» YOUR TASK:
Each entry below should be returned exactly as is, with the pictures removed.
─── SOURCE RECORDS ───
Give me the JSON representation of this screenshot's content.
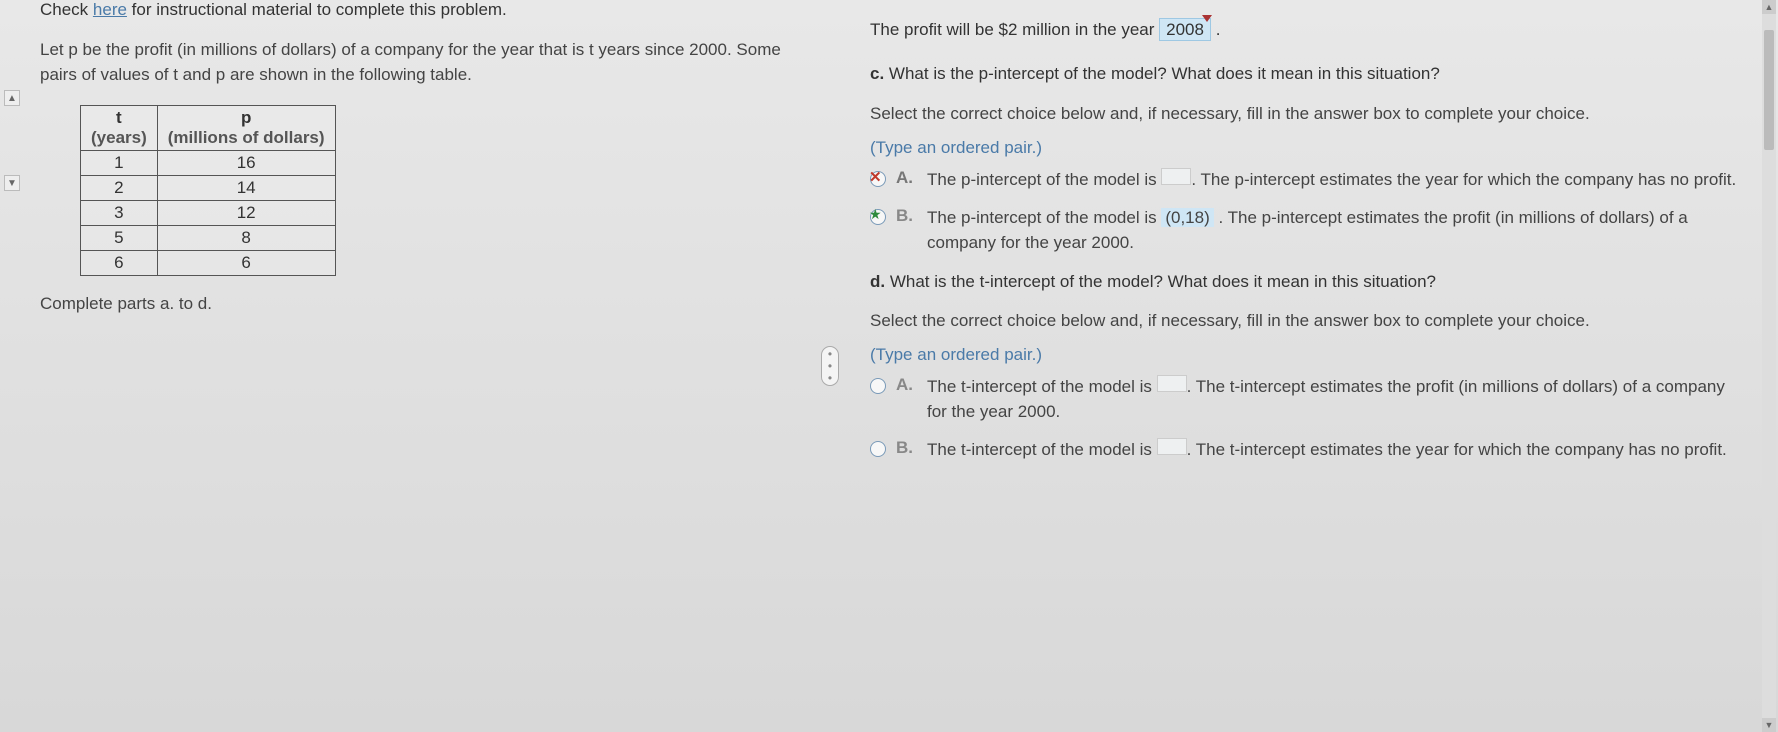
{
  "left": {
    "check_pre": "Check ",
    "check_link": "here",
    "check_post": " for instructional material to complete this problem.",
    "prompt": "Let p be the profit (in millions of dollars) of a company for the year that is t years since 2000. Some pairs of values of t and p are shown in the following table.",
    "table": {
      "head_t": "t",
      "head_t_sub": "(years)",
      "head_p": "p",
      "head_p_sub": "(millions of dollars)",
      "rows": [
        {
          "t": "1",
          "p": "16"
        },
        {
          "t": "2",
          "p": "14"
        },
        {
          "t": "3",
          "p": "12"
        },
        {
          "t": "5",
          "p": "8"
        },
        {
          "t": "6",
          "p": "6"
        }
      ]
    },
    "complete": "Complete parts a. to d."
  },
  "right": {
    "b_answer_pre": "The profit will be $2 million in the year ",
    "b_answer_val": "2008",
    "b_answer_post": " .",
    "c": {
      "label": "c.",
      "question": "What is the p-intercept of the model? What does it mean in this situation?",
      "instr": "Select the correct choice below and, if necessary, fill in the answer box to complete your choice.",
      "hint": "(Type an ordered pair.)",
      "A": {
        "letter": "A.",
        "t1": "The p-intercept of the model is ",
        "t2": ". The p-intercept estimates the year for which the company has no profit."
      },
      "B": {
        "letter": "B.",
        "t1": "The p-intercept of the model is ",
        "val": "(0,18)",
        "t2": " . The p-intercept estimates the profit (in millions of dollars) of a company for the year 2000."
      }
    },
    "d": {
      "label": "d.",
      "question": "What is the t-intercept of the model? What does it mean in this situation?",
      "instr": "Select the correct choice below and, if necessary, fill in the answer box to complete your choice.",
      "hint": "(Type an ordered pair.)",
      "A": {
        "letter": "A.",
        "t1": "The t-intercept of the model is ",
        "t2": ". The t-intercept estimates the profit (in millions of dollars) of a company for the year 2000."
      },
      "B": {
        "letter": "B.",
        "t1": "The t-intercept of the model is ",
        "t2": ". The t-intercept estimates the year for which the company has no profit."
      }
    }
  },
  "chart_data": {
    "type": "table",
    "title": "Profit p (millions of dollars) vs years t since 2000",
    "columns": [
      "t (years)",
      "p (millions of dollars)"
    ],
    "rows": [
      [
        1,
        16
      ],
      [
        2,
        14
      ],
      [
        3,
        12
      ],
      [
        5,
        8
      ],
      [
        6,
        6
      ]
    ]
  }
}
───
» WRITTEN ANSWER:
Give me the JSON representation of this screenshot's content.
{
  "left": {
    "check_pre": "Check ",
    "check_link": "here",
    "check_post": " for instructional material to complete this problem.",
    "prompt": "Let p be the profit (in millions of dollars) of a company for the year that is t years since 2000. Some pairs of values of t and p are shown in the following table.",
    "table": {
      "head_t": "t",
      "head_t_sub": "(years)",
      "head_p": "p",
      "head_p_sub": "(millions of dollars)",
      "rows": [
        {
          "t": "1",
          "p": "16"
        },
        {
          "t": "2",
          "p": "14"
        },
        {
          "t": "3",
          "p": "12"
        },
        {
          "t": "5",
          "p": "8"
        },
        {
          "t": "6",
          "p": "6"
        }
      ]
    },
    "complete": "Complete parts a. to d."
  },
  "right": {
    "b_answer_pre": "The profit will be $2 million in the year ",
    "b_answer_val": "2008",
    "b_answer_post": " .",
    "c": {
      "label": "c.",
      "question": "What is the p-intercept of the model? What does it mean in this situation?",
      "instr": "Select the correct choice below and, if necessary, fill in the answer box to complete your choice.",
      "hint": "(Type an ordered pair.)",
      "A": {
        "letter": "A.",
        "t1": "The p-intercept of the model is ",
        "t2": ". The p-intercept estimates the year for which the company has no profit."
      },
      "B": {
        "letter": "B.",
        "t1": "The p-intercept of the model is ",
        "val": "(0,18)",
        "t2": " . The p-intercept estimates the profit (in millions of dollars) of a company for the year 2000."
      }
    },
    "d": {
      "label": "d.",
      "question": "What is the t-intercept of the model? What does it mean in this situation?",
      "instr": "Select the correct choice below and, if necessary, fill in the answer box to complete your choice.",
      "hint": "(Type an ordered pair.)",
      "A": {
        "letter": "A.",
        "t1": "The t-intercept of the model is ",
        "t2": ". The t-intercept estimates the profit (in millions of dollars) of a company for the year 2000."
      },
      "B": {
        "letter": "B.",
        "t1": "The t-intercept of the model is ",
        "t2": ". The t-intercept estimates the year for which the company has no profit."
      }
    }
  },
  "chart_data": {
    "type": "table",
    "title": "Profit p (millions of dollars) vs years t since 2000",
    "columns": [
      "t (years)",
      "p (millions of dollars)"
    ],
    "rows": [
      [
        1,
        16
      ],
      [
        2,
        14
      ],
      [
        3,
        12
      ],
      [
        5,
        8
      ],
      [
        6,
        6
      ]
    ]
  }
}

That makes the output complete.